*Görevler*:
**A.** Karşı oy metninin "1. Davanın 22.07.2009" ile "menfaati sıfatı bulunmaktadır." arasındaki kısmını, bu iki ifade de dahil olmak üzere, harfi harfine geri veriniz.
**B.** Karşı oy metnini bittiği yerden itibaren sürdürünüz.

*Verilen Metin*:

▬▬▬▬▬▬

Mahkemece yapılan yargılama sonucu davanın reddine karar verilmiş ve davalı tarafından yapılan temyiz sonucu, mahkeme kararı incelenmiş olup, sayın çoğunluğun onama görüşüne karşılık tarafımca kabul edilen bozma görüşü ve dayanakları aşağıdaki şekilde açıklanmaya çalışılmıştır.
1. Davanın 22.07.2009 tarihine açılıp, 11.10.2011 tarihinde karar verilmesine rağmen, dosyanın özellikle tebligat eksiklikleri itibariyle Yargıtaya gelişi 24.08.2020 tarihini bulmuş olup, bu husus başlıbaşına adil yargılanma hakkının ihlali niteliğinde bulunması ve makul sürelerin aşılmış olması hususuna işaret edilmekle yetinilmiştir.
2. Mahkeme ret gerekçesi çok kısa olup, ret sebepleri açık değildir. Çünkü anlatımdan anlaşıldığı kadarıyla, davacının öncelikle tapu sicil müdürlüğüne başvurması, sonuç alamadığı takdirde tapu sicil müdürlüğü aleyhine tapu kaydının düzeltim davası açması önerilmektedir.
3. Öncelikle davacının, ortaklığın giderilmesi davası sonrası yapılan ihalede bizzat taşınmazı satın alan kişi olmadığı, satın alan Mustafa’nın mirasçısı olarak bu davayı açtığı açık olup, davayı açmakta hukuki menfaati sıfatı bulunmaktadır.
4. Mahkemece öncelikle tapu sicil müdürlüğüne başvuru yapılması önerilmekte ise de, esasen bu hususun mahkemece alınacak bir ara kararı ile izolesi mümkündür. Ara kararı ile davacıya makul bir süre verilse idi, bu kanunun (yani ihalede satın alan kişi ile davacının mirasbırakanın aynı kişi olup olmadığı, buna göre tescilin mümkün olup olmadığı) kısa sürede çözülüp çözülmediği görülecek ve ona göre bir karar tesis edilebilecek iken, gereksiz yere davanın uzaması, ihtilafın ortada kalması ve davacıyı yeniden bürokratik işlemlerle muhatap kılma gibi hususlarla karşı karşıya bırakmıştır.

▬▬▬▬▬▬

*Sunulan Materyal*:
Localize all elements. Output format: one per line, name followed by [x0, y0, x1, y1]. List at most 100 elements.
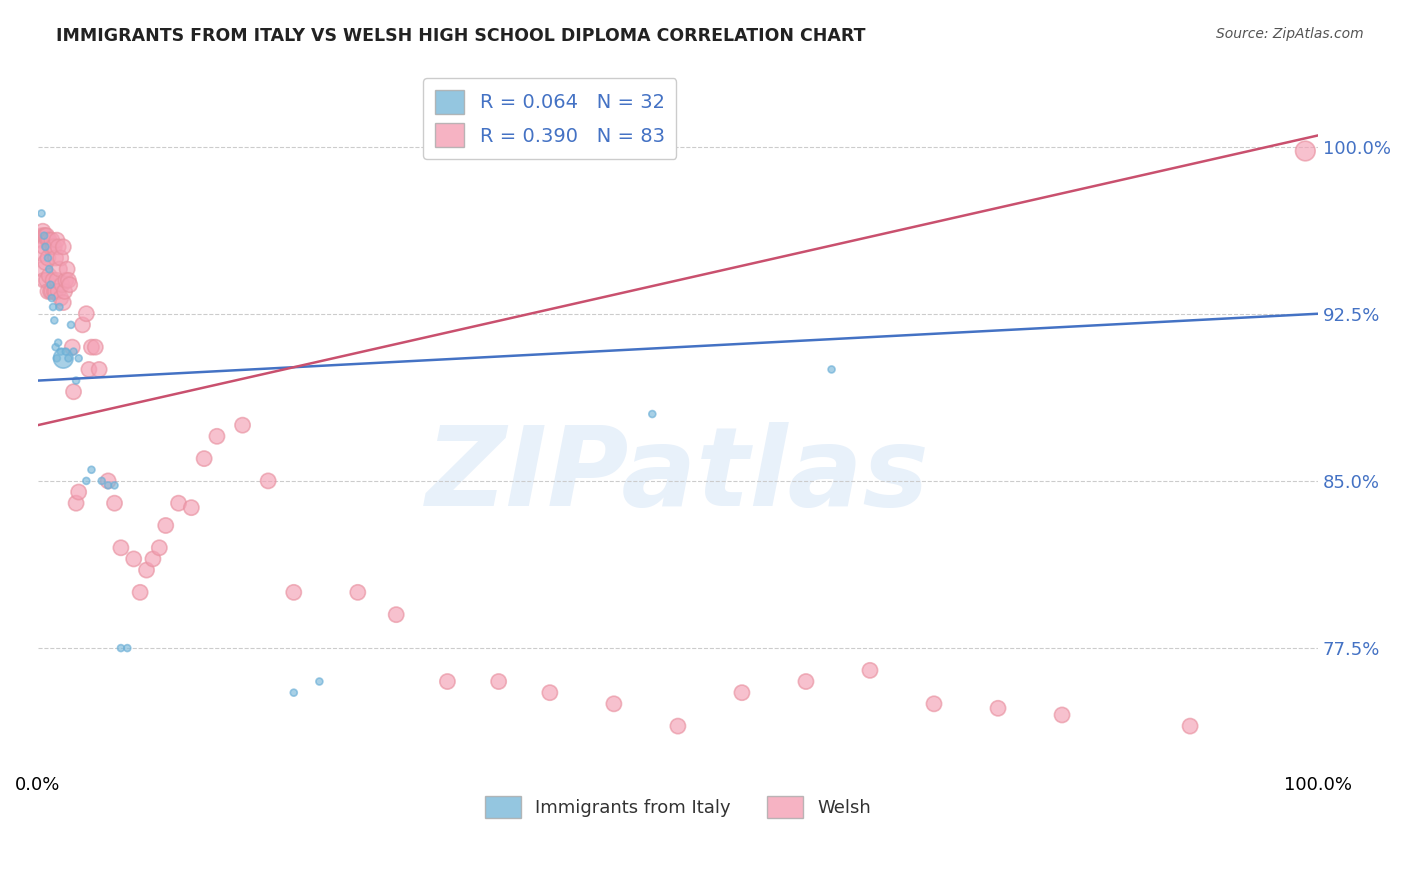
Point — [167, 496, 190, 510]
Point — [58, 273, 80, 287]
Point — [97, 478, 120, 492]
Point — [41, 291, 63, 305]
Point — [1178, 719, 1201, 733]
Point — [32, 228, 55, 243]
Point — [53, 285, 76, 299]
Point — [30, 233, 52, 247]
Point — [922, 697, 945, 711]
Point — [62, 384, 84, 399]
Point — [49, 344, 72, 359]
Point — [34, 255, 56, 269]
Point — [48, 300, 70, 314]
Point — [44, 285, 66, 299]
Point — [110, 541, 132, 555]
Point — [45, 351, 67, 366]
Point — [39, 285, 62, 299]
Point — [32, 273, 55, 287]
Point — [42, 300, 65, 314]
Point — [42, 240, 65, 254]
Point — [31, 262, 53, 277]
Point — [44, 313, 66, 327]
Point — [129, 585, 152, 599]
Point — [31, 246, 53, 260]
Point — [34, 228, 56, 243]
Point — [52, 295, 75, 310]
Point — [58, 351, 80, 366]
Point — [49, 291, 72, 305]
Point — [77, 362, 100, 376]
Point — [1050, 708, 1073, 723]
Point — [37, 251, 59, 265]
Point — [385, 607, 408, 622]
Point — [44, 240, 66, 254]
Legend: Immigrants from Italy, Welsh: Immigrants from Italy, Welsh — [478, 789, 879, 825]
Point — [820, 362, 842, 376]
Point — [103, 496, 125, 510]
Point — [59, 277, 82, 292]
Point — [117, 641, 139, 656]
Point — [65, 496, 87, 510]
Point — [257, 474, 280, 488]
Point — [45, 340, 67, 354]
Point — [142, 552, 165, 566]
Point — [987, 701, 1010, 715]
Point — [794, 674, 817, 689]
Point — [89, 362, 111, 376]
Point — [51, 277, 73, 292]
Point — [148, 541, 170, 555]
Point — [45, 273, 67, 287]
Point — [56, 262, 79, 277]
Point — [641, 407, 664, 421]
Point — [38, 262, 60, 277]
Point — [80, 340, 103, 354]
Point — [666, 719, 689, 733]
Point — [488, 674, 510, 689]
Point — [32, 228, 55, 243]
Point — [60, 340, 83, 354]
Point — [232, 418, 254, 433]
Point — [39, 277, 62, 292]
Point — [34, 240, 56, 254]
Point — [46, 335, 69, 350]
Point — [135, 563, 157, 577]
Point — [75, 474, 97, 488]
Point — [80, 463, 103, 477]
Text: ZIPatlas: ZIPatlas — [426, 422, 929, 529]
Point — [346, 585, 368, 599]
Point — [52, 351, 75, 366]
Point — [283, 585, 305, 599]
Point — [31, 224, 53, 238]
Point — [45, 285, 67, 299]
Point — [155, 518, 177, 533]
Point — [31, 206, 53, 220]
Point — [283, 686, 305, 700]
Point — [45, 233, 67, 247]
Point — [308, 674, 330, 689]
Point — [110, 641, 132, 656]
Point — [31, 228, 53, 243]
Point — [32, 240, 55, 254]
Point — [122, 552, 145, 566]
Point — [52, 240, 75, 254]
Point — [62, 344, 84, 359]
Point — [72, 318, 94, 332]
Point — [48, 262, 70, 277]
Point — [1294, 144, 1316, 158]
Point — [35, 273, 58, 287]
Point — [75, 307, 97, 321]
Point — [90, 474, 112, 488]
Text: IMMIGRANTS FROM ITALY VS WELSH HIGH SCHOOL DIPLOMA CORRELATION CHART: IMMIGRANTS FROM ITALY VS WELSH HIGH SCHO… — [56, 27, 866, 45]
Point — [46, 285, 69, 299]
Point — [42, 273, 65, 287]
Point — [97, 474, 120, 488]
Point — [46, 240, 69, 254]
Point — [731, 686, 754, 700]
Point — [180, 500, 202, 515]
Point — [538, 686, 561, 700]
Point — [205, 429, 228, 443]
Point — [37, 251, 59, 265]
Point — [67, 351, 90, 366]
Point — [193, 451, 215, 466]
Point — [84, 340, 107, 354]
Point — [436, 674, 458, 689]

▬▬▬▬▬▬

*Yanıtlar*:
**A.**
1. Davanın 22.07.2009 tarihine açılıp, 11.10.2011 tarihinde karar verilmesine rağmen, dosyanın özellikle tebligat eksiklikleri itibariyle Yargıtaya gelişi 24.08.2020 tarihini bulmuş olup, bu husus başlıbaşına adil yargılanma hakkının ihlali niteliğinde bulunması ve makul sürelerin aşılmış olması hususuna işaret edilmekle yetinilmiştir.
2. Mahkeme ret gerekçesi çok kısa olup, ret sebepleri açık değildir. Çünkü anlatımdan anlaşıldığı kadarıyla, davacının öncelikle tapu sicil müdürlüğüne başvurması, sonuç alamadığı takdirde tapu sicil müdürlüğü aleyhine tapu kaydının düzeltim davası açması önerilmektedir.
3. Öncelikle davacının, ortaklığın giderilmesi davası sonrası yapılan ihalede bizzat taşınmazı satın alan kişi olmadığı, satın alan Mustafa’nın mirasçısı olarak bu davayı açtığı açık olup, davayı açmakta hukuki menfaati sıfatı bulunmaktadır.

**B.**
5.Esasen mahkemenin önerdiği 2. aşama olan dava yolu da tartışmalıdır. Çünkü olayımızda harcı yatırılmış ve tapuda eski kayıt malikleri adına açılmış bir dava mevcuttur. İlk aşama sonucu tapu idaresi, davacının talebini kabul etmediği takdirde, mahkemece davaya devam olunarak gerek davacı yönünden ve gerekse davalı yönünden varsa taraf teşkili işlemlerini tamamlaması için davacıya özellikle ek dava açması için süre vermesi, usul ekonomisi yönünden yerinde olacaktır.
6.Yukarıda belirtilen maddeler gereğince mahkemenin ret gerekçeleri yerinde olmayıp, HMK’da belirtilen tasarruf ilkesi, taraflarca getirilme ilkesi, hukuki dinlenilme hakkı itibariyle de usulsüzdür. Ayrıca yukarıda belirtildiği üzere adil yargılanma hakkı da bu olayda zedelenmiştir.
7. Bunlar dışında, kanunun özünü teşkil eden TMK 705/2 maddesi yönünden yapılan değerlendirme itibariyle de yanlışlıklar bulunmaktadır. TMK 705. maddesi taşınmazın mülkiyetinin iktisabını kural olarak tescil ilkesi üzerinden kabul etmiş, ancak bazı hallerde tahdidi olarak mülkiyetin tescilden önce iktisap edileceğini, ancak tasarruf işlemler halinde bunların tescilden önce yapılamayacağını açıklamaktadır.
8. Olayımızda da davacının mirasbırakanın, tescilden önce kesinleşen ihale sonucu 2 sayılı parseli iktisap ettiği açıklanmış olup, bu hususun doğru olup olmadığı idareye başvuru veya dava sonucu belirlenebilecektir.
Davacının mirasbırakanın iktisabının doğru olup olmadığı, yine davacının, mirasçı sıfatının olup olmadığı ve son olarak miras taksim sözleşmesinin doğruluğu hususları, sınırlı yetki kullanan Tapu İdaresinin kolaylıkla çözebileceği konulardan değildir. Bu sebeplerle davacının dava açmakta haklı olduğu açıktır.
9.Esasen dava açmak için haklı olup olmama hususunun aranmadığı, harcı yatırılıp açılan bir davanın dinlenmesi gerektiği hususu, yukarıda belirtilen ilkelerden tasarruf ve taraf hakimiyetinin bir sonucu olup, davacının sıfatı (mülkiyet hakkı ile bağlantısı) ancak yargılama sonucu ile belirlenebilir.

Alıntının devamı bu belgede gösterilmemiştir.